**Short problem**
How many lines of the records below contain the word "infarction"? Answer with the number alone.

** start Data records **

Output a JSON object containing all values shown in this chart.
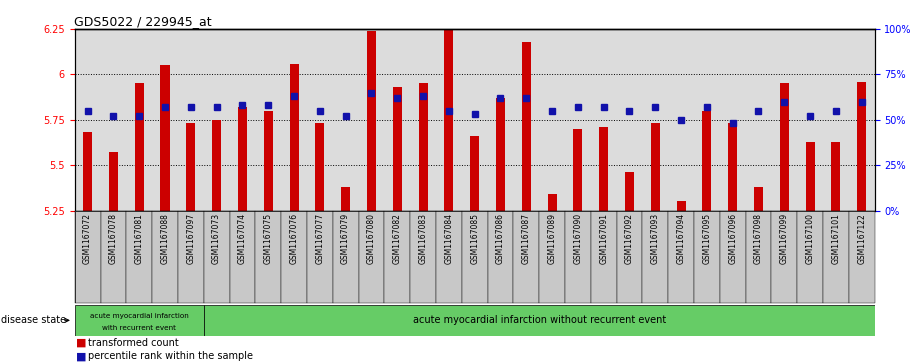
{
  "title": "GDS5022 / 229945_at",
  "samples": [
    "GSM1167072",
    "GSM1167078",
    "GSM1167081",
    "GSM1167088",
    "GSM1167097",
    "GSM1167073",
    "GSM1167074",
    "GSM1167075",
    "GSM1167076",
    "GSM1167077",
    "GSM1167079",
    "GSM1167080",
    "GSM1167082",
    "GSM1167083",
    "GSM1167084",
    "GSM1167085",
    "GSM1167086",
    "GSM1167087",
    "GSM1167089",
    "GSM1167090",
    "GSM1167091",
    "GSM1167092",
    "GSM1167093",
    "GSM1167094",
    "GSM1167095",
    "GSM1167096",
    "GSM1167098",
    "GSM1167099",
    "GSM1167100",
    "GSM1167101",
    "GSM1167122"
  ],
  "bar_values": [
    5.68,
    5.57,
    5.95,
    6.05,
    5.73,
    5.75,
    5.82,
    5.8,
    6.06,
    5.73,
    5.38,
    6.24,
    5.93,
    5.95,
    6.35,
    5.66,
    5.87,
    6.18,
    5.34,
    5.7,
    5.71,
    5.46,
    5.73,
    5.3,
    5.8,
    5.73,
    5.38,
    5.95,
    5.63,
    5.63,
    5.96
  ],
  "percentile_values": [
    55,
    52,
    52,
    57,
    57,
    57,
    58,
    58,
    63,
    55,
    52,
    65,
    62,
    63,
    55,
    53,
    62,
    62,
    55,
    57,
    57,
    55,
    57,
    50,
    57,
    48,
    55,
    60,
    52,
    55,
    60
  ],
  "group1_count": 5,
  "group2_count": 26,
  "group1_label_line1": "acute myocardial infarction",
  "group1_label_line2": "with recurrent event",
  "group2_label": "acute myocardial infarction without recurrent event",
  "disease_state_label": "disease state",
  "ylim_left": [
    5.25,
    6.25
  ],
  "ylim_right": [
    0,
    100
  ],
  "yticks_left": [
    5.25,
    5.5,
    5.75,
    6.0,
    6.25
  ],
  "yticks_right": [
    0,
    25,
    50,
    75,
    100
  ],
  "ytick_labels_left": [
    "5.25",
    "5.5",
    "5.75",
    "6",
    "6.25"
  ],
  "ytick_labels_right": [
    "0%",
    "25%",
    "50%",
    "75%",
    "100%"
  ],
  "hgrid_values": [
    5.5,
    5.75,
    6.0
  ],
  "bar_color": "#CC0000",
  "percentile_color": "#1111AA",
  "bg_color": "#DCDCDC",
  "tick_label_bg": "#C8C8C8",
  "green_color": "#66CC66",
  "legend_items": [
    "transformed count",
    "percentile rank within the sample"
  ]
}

** end Data records **

**Task result**
2